**Instructions for the task**
Gather all lines containing the string "Save" and copy them out.

*** Excerpted data ***

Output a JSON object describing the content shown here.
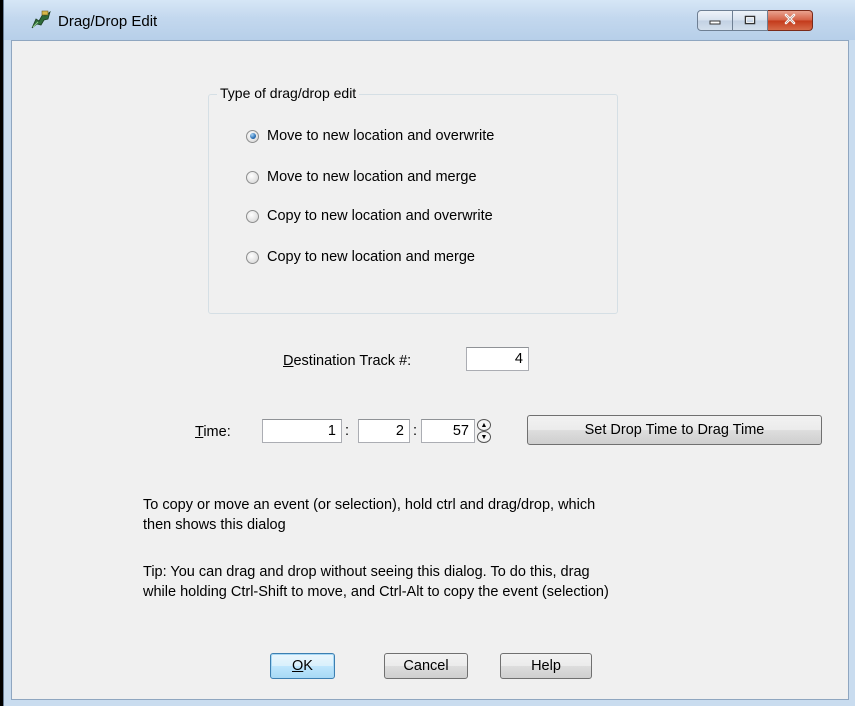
{
  "window": {
    "title": "Drag/Drop Edit",
    "icon": "drag-drop-app-icon",
    "caption_buttons": {
      "minimize": "minimize-icon",
      "maximize": "maximize-icon",
      "close": "close-icon"
    }
  },
  "group": {
    "legend": "Type of drag/drop edit",
    "options": [
      {
        "label": "Move to new location and overwrite",
        "checked": true
      },
      {
        "label": "Move to new location and merge",
        "checked": false
      },
      {
        "label": "Copy to new location and overwrite",
        "checked": false
      },
      {
        "label": "Copy to new location and merge",
        "checked": false
      }
    ]
  },
  "destination": {
    "label_first": "D",
    "label_rest": "estination Track #:",
    "value": "4"
  },
  "time": {
    "label_first": "T",
    "label_rest": "ime:",
    "separator": ":",
    "bar": "1",
    "beat": "2",
    "tick": "57"
  },
  "buttons": {
    "set_drop": "Set Drop Time to Drag Time",
    "ok_first": "O",
    "ok_rest": "K",
    "cancel": "Cancel",
    "help": "Help"
  },
  "info": {
    "line1": "To copy or move an event (or selection), hold ctrl and drag/drop, which",
    "line2": "then shows this dialog",
    "tip1": "Tip: You can drag and drop without seeing this dialog. To do this, drag",
    "tip2": "while holding Ctrl-Shift to move, and Ctrl-Alt to copy the event (selection)"
  },
  "colors": {
    "title_bar": "#c3d8ee",
    "client_bg": "#f0f0f0",
    "close_red": "#c3391a",
    "default_button_border": "#3c7fb1"
  }
}
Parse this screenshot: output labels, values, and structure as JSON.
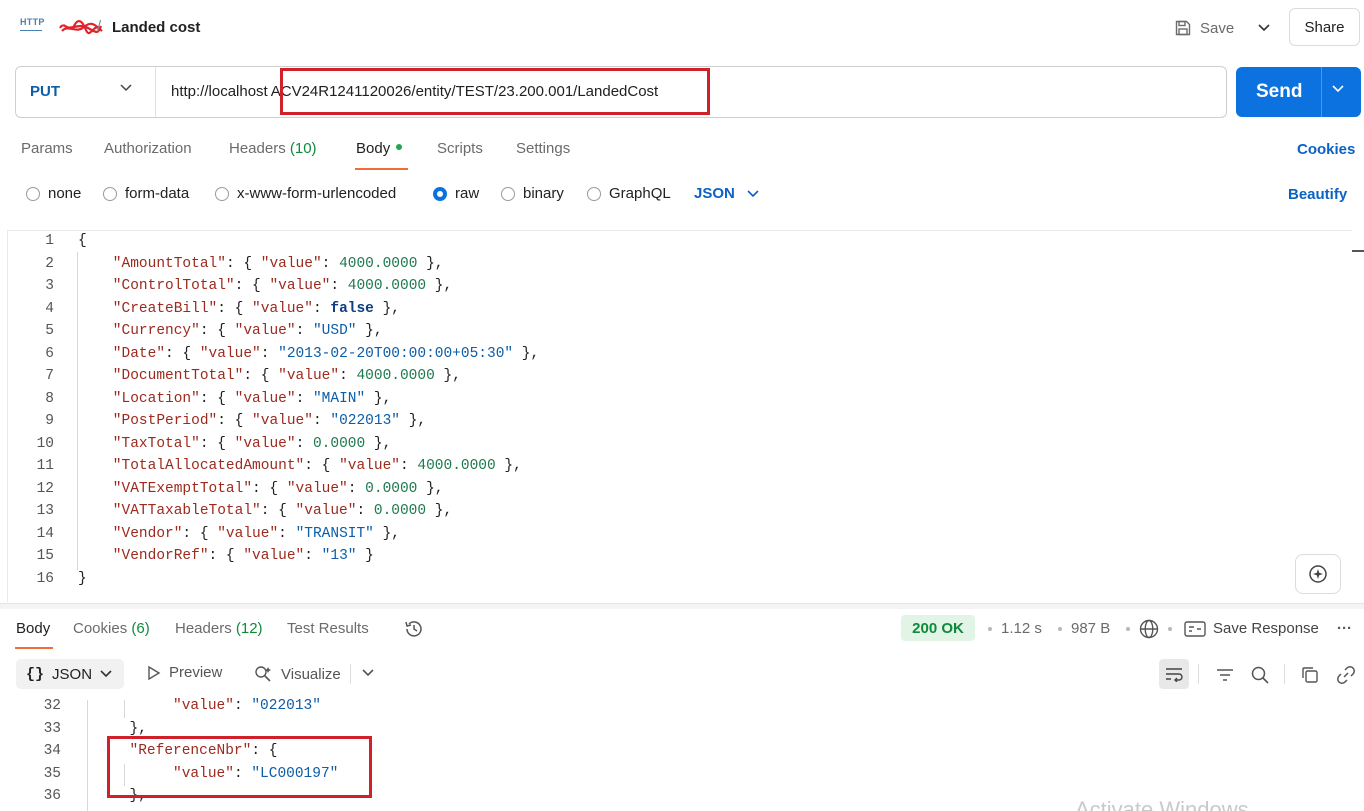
{
  "header": {
    "title": "Landed cost",
    "save_label": "Save",
    "share_label": "Share"
  },
  "request": {
    "method": "PUT",
    "url_prefix": "http://localhost",
    "url_path": "ACV24R1241120026/entity/TEST/23.200.001/LandedCost",
    "send_label": "Send"
  },
  "request_tabs": {
    "params": "Params",
    "authorization": "Authorization",
    "headers": "Headers",
    "headers_count": "(10)",
    "body": "Body",
    "scripts": "Scripts",
    "settings": "Settings",
    "cookies": "Cookies"
  },
  "body_types": {
    "none": "none",
    "form_data": "form-data",
    "urlencoded": "x-www-form-urlencoded",
    "raw": "raw",
    "binary": "binary",
    "graphql": "GraphQL",
    "language": "JSON",
    "beautify": "Beautify",
    "selected": "raw"
  },
  "request_body": {
    "line_numbers": [
      "1",
      "2",
      "3",
      "4",
      "5",
      "6",
      "7",
      "8",
      "9",
      "10",
      "11",
      "12",
      "13",
      "14",
      "15",
      "16"
    ],
    "lines": [
      [
        {
          "t": "p",
          "v": "{"
        }
      ],
      [
        {
          "t": "k",
          "v": "    \"AmountTotal\""
        },
        {
          "t": "p",
          "v": ": { "
        },
        {
          "t": "k",
          "v": "\"value\""
        },
        {
          "t": "p",
          "v": ": "
        },
        {
          "t": "n",
          "v": "4000.0000"
        },
        {
          "t": "p",
          "v": " },"
        }
      ],
      [
        {
          "t": "k",
          "v": "    \"ControlTotal\""
        },
        {
          "t": "p",
          "v": ": { "
        },
        {
          "t": "k",
          "v": "\"value\""
        },
        {
          "t": "p",
          "v": ": "
        },
        {
          "t": "n",
          "v": "4000.0000"
        },
        {
          "t": "p",
          "v": " },"
        }
      ],
      [
        {
          "t": "k",
          "v": "    \"CreateBill\""
        },
        {
          "t": "p",
          "v": ": { "
        },
        {
          "t": "k",
          "v": "\"value\""
        },
        {
          "t": "p",
          "v": ": "
        },
        {
          "t": "b",
          "v": "false"
        },
        {
          "t": "p",
          "v": " },"
        }
      ],
      [
        {
          "t": "k",
          "v": "    \"Currency\""
        },
        {
          "t": "p",
          "v": ": { "
        },
        {
          "t": "k",
          "v": "\"value\""
        },
        {
          "t": "p",
          "v": ": "
        },
        {
          "t": "s",
          "v": "\"USD\""
        },
        {
          "t": "p",
          "v": " },"
        }
      ],
      [
        {
          "t": "k",
          "v": "    \"Date\""
        },
        {
          "t": "p",
          "v": ": { "
        },
        {
          "t": "k",
          "v": "\"value\""
        },
        {
          "t": "p",
          "v": ": "
        },
        {
          "t": "s",
          "v": "\"2013-02-20T00:00:00+05:30\""
        },
        {
          "t": "p",
          "v": " },"
        }
      ],
      [
        {
          "t": "k",
          "v": "    \"DocumentTotal\""
        },
        {
          "t": "p",
          "v": ": { "
        },
        {
          "t": "k",
          "v": "\"value\""
        },
        {
          "t": "p",
          "v": ": "
        },
        {
          "t": "n",
          "v": "4000.0000"
        },
        {
          "t": "p",
          "v": " },"
        }
      ],
      [
        {
          "t": "k",
          "v": "    \"Location\""
        },
        {
          "t": "p",
          "v": ": { "
        },
        {
          "t": "k",
          "v": "\"value\""
        },
        {
          "t": "p",
          "v": ": "
        },
        {
          "t": "s",
          "v": "\"MAIN\""
        },
        {
          "t": "p",
          "v": " },"
        }
      ],
      [
        {
          "t": "k",
          "v": "    \"PostPeriod\""
        },
        {
          "t": "p",
          "v": ": { "
        },
        {
          "t": "k",
          "v": "\"value\""
        },
        {
          "t": "p",
          "v": ": "
        },
        {
          "t": "s",
          "v": "\"022013\""
        },
        {
          "t": "p",
          "v": " },"
        }
      ],
      [
        {
          "t": "k",
          "v": "    \"TaxTotal\""
        },
        {
          "t": "p",
          "v": ": { "
        },
        {
          "t": "k",
          "v": "\"value\""
        },
        {
          "t": "p",
          "v": ": "
        },
        {
          "t": "n",
          "v": "0.0000"
        },
        {
          "t": "p",
          "v": " },"
        }
      ],
      [
        {
          "t": "k",
          "v": "    \"TotalAllocatedAmount\""
        },
        {
          "t": "p",
          "v": ": { "
        },
        {
          "t": "k",
          "v": "\"value\""
        },
        {
          "t": "p",
          "v": ": "
        },
        {
          "t": "n",
          "v": "4000.0000"
        },
        {
          "t": "p",
          "v": " },"
        }
      ],
      [
        {
          "t": "k",
          "v": "    \"VATExemptTotal\""
        },
        {
          "t": "p",
          "v": ": { "
        },
        {
          "t": "k",
          "v": "\"value\""
        },
        {
          "t": "p",
          "v": ": "
        },
        {
          "t": "n",
          "v": "0.0000"
        },
        {
          "t": "p",
          "v": " },"
        }
      ],
      [
        {
          "t": "k",
          "v": "    \"VATTaxableTotal\""
        },
        {
          "t": "p",
          "v": ": { "
        },
        {
          "t": "k",
          "v": "\"value\""
        },
        {
          "t": "p",
          "v": ": "
        },
        {
          "t": "n",
          "v": "0.0000"
        },
        {
          "t": "p",
          "v": " },"
        }
      ],
      [
        {
          "t": "k",
          "v": "    \"Vendor\""
        },
        {
          "t": "p",
          "v": ": { "
        },
        {
          "t": "k",
          "v": "\"value\""
        },
        {
          "t": "p",
          "v": ": "
        },
        {
          "t": "s",
          "v": "\"TRANSIT\""
        },
        {
          "t": "p",
          "v": " },"
        }
      ],
      [
        {
          "t": "k",
          "v": "    \"VendorRef\""
        },
        {
          "t": "p",
          "v": ": { "
        },
        {
          "t": "k",
          "v": "\"value\""
        },
        {
          "t": "p",
          "v": ": "
        },
        {
          "t": "s",
          "v": "\"13\""
        },
        {
          "t": "p",
          "v": " }"
        }
      ],
      [
        {
          "t": "p",
          "v": "}"
        }
      ]
    ]
  },
  "response_tabs": {
    "body": "Body",
    "cookies": "Cookies",
    "cookies_count": "(6)",
    "headers": "Headers",
    "headers_count": "(12)",
    "test_results": "Test Results"
  },
  "response_meta": {
    "status": "200 OK",
    "time": "1.12 s",
    "size": "987 B",
    "save_response": "Save Response"
  },
  "response_toolbar": {
    "format": "JSON",
    "preview": "Preview",
    "visualize": "Visualize"
  },
  "response_body": {
    "line_numbers": [
      "32",
      "33",
      "34",
      "35",
      "36"
    ],
    "lines": [
      [
        {
          "t": "p",
          "v": "          "
        },
        {
          "t": "k",
          "v": "\"value\""
        },
        {
          "t": "p",
          "v": ": "
        },
        {
          "t": "s",
          "v": "\"022013\""
        }
      ],
      [
        {
          "t": "p",
          "v": "     },"
        }
      ],
      [
        {
          "t": "p",
          "v": "     "
        },
        {
          "t": "k",
          "v": "\"ReferenceNbr\""
        },
        {
          "t": "p",
          "v": ": {"
        }
      ],
      [
        {
          "t": "p",
          "v": "          "
        },
        {
          "t": "k",
          "v": "\"value\""
        },
        {
          "t": "p",
          "v": ": "
        },
        {
          "t": "s",
          "v": "\"LC000197\""
        }
      ],
      [
        {
          "t": "p",
          "v": "     },"
        }
      ]
    ]
  },
  "watermark": "Activate Windows",
  "colors": {
    "accent": "#0b72e0",
    "highlight_box": "#d0202a",
    "status_ok": "#0f8a3c",
    "tab_underline": "#f26b3a"
  }
}
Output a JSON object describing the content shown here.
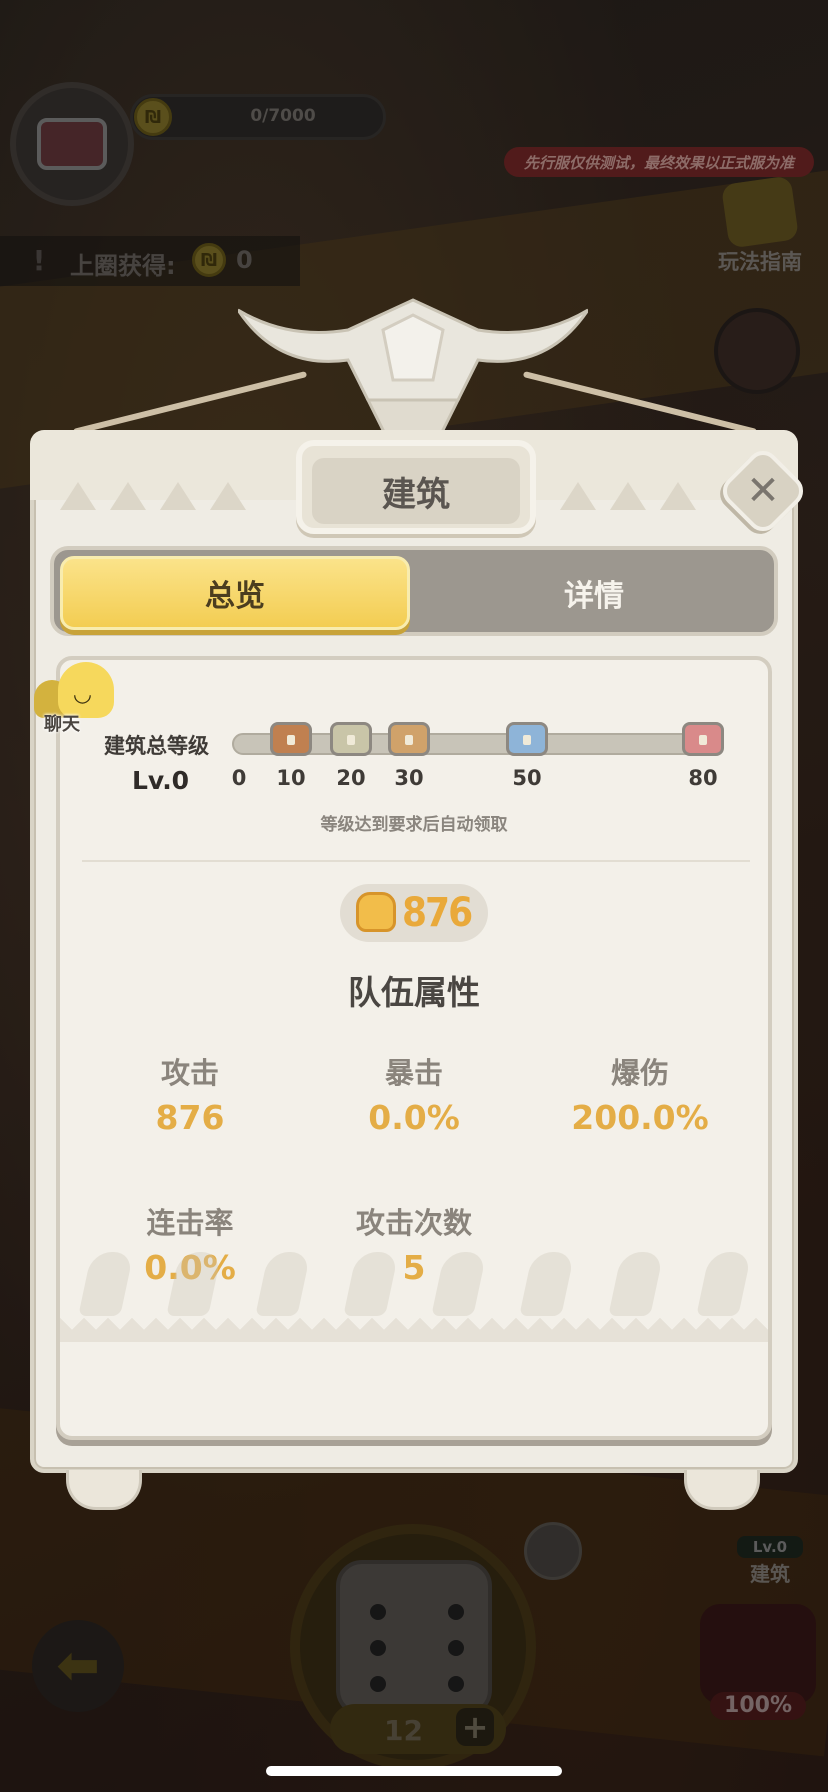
{
  "hud": {
    "chest_progress": "0/7000",
    "coin_glyph": "₪",
    "last_round_label": "上圈获得:",
    "last_round_value": "0",
    "test_banner": "先行服仅供测试，最终效果以正式服为准",
    "guide_label": "玩法指南",
    "dice_count": "12",
    "dice_plus": "+",
    "building_level": "Lv.0",
    "building_label": "建筑",
    "boss_percent": "100%"
  },
  "dialog": {
    "title": "建筑",
    "close_glyph": "✕",
    "tabs": [
      {
        "label": "总览",
        "active": true
      },
      {
        "label": "详情",
        "active": false
      }
    ],
    "chat_label": "聊天",
    "level_title": "建筑总等级",
    "level_value": "Lv.0",
    "milestones": [
      "0",
      "10",
      "20",
      "30",
      "50",
      "80"
    ],
    "auto_claim_note": "等级达到要求后自动领取",
    "power_value": "876",
    "section_title": "队伍属性",
    "stats": [
      {
        "label": "攻击",
        "value": "876"
      },
      {
        "label": "暴击",
        "value": "0.0%"
      },
      {
        "label": "爆伤",
        "value": "200.0%"
      },
      {
        "label": "连击率",
        "value": "0.0%"
      },
      {
        "label": "攻击次数",
        "value": "5"
      }
    ]
  },
  "colors": {
    "active_tab": "#f3cd52",
    "stat_value": "#e4ad46",
    "panel_bg": "#efece4",
    "banner_bg": "#7d2a2a"
  },
  "icons": {
    "close": "close-icon",
    "chat": "chat-bubble-icon",
    "power": "fist-icon",
    "milestone": "treasure-chest-icon",
    "back": "arrow-left-icon",
    "dice": "dice-icon",
    "add": "plus-icon"
  }
}
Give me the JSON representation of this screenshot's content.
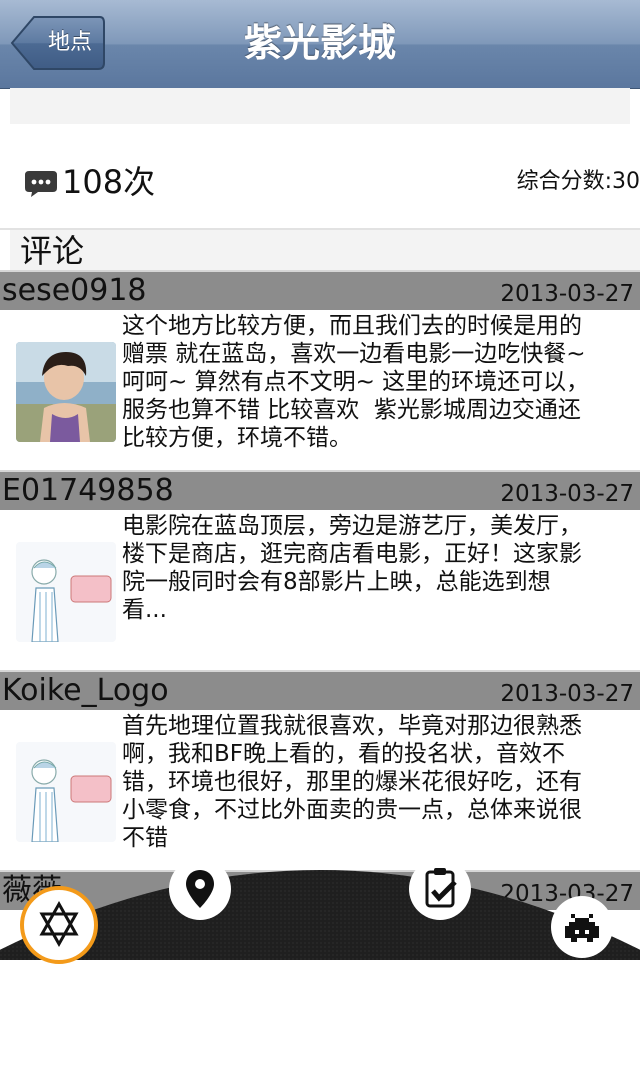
{
  "nav": {
    "back_label": "地点",
    "title": "紫光影城"
  },
  "stats": {
    "comment_count": "108次",
    "score_label": "综合分数:30"
  },
  "section": {
    "comments_heading": "评论"
  },
  "reviews": [
    {
      "user": "sese0918",
      "date": "2013-03-27",
      "text": "这个地方比较方便，而且我们去的时候是用的\n赠票 就在蓝岛，喜欢一边看电影一边吃快餐~\n呵呵~ 算然有点不文明~ 这里的环境还可以，\n服务也算不错 比较喜欢  紫光影城周边交通还\n比较方便，环境不错。"
    },
    {
      "user": "E01749858",
      "date": "2013-03-27",
      "text": "电影院在蓝岛顶层，旁边是游艺厅，美发厅，\n楼下是商店，逛完商店看电影，正好！这家影\n院一般同时会有8部影片上映，总能选到想\n看..."
    },
    {
      "user": "Koike_Logo",
      "date": "2013-03-27",
      "text": "首先地理位置我就很喜欢，毕竟对那边很熟悉\n啊，我和BF晚上看的，看的投名状，音效不\n错，环境也很好，那里的爆米花很好吃，还有\n小零食，不过比外面卖的贵一点，总体来说很\n不错"
    },
    {
      "user": "薇薇",
      "date": "2013-03-27",
      "text": ""
    }
  ],
  "tabs": [
    {
      "icon": "star-of-david-icon"
    },
    {
      "icon": "location-pin-icon"
    },
    {
      "icon": "clipboard-check-icon"
    },
    {
      "icon": "space-invader-icon"
    }
  ],
  "colors": {
    "navbar": "#6a86ab",
    "review_header": "#8c8c8c",
    "tabbar": "#1e1e1e",
    "active_tab_ring": "#f39a1a"
  }
}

***

**Complete output**
    "save_label": "Save",
    "save_response": "Save Response"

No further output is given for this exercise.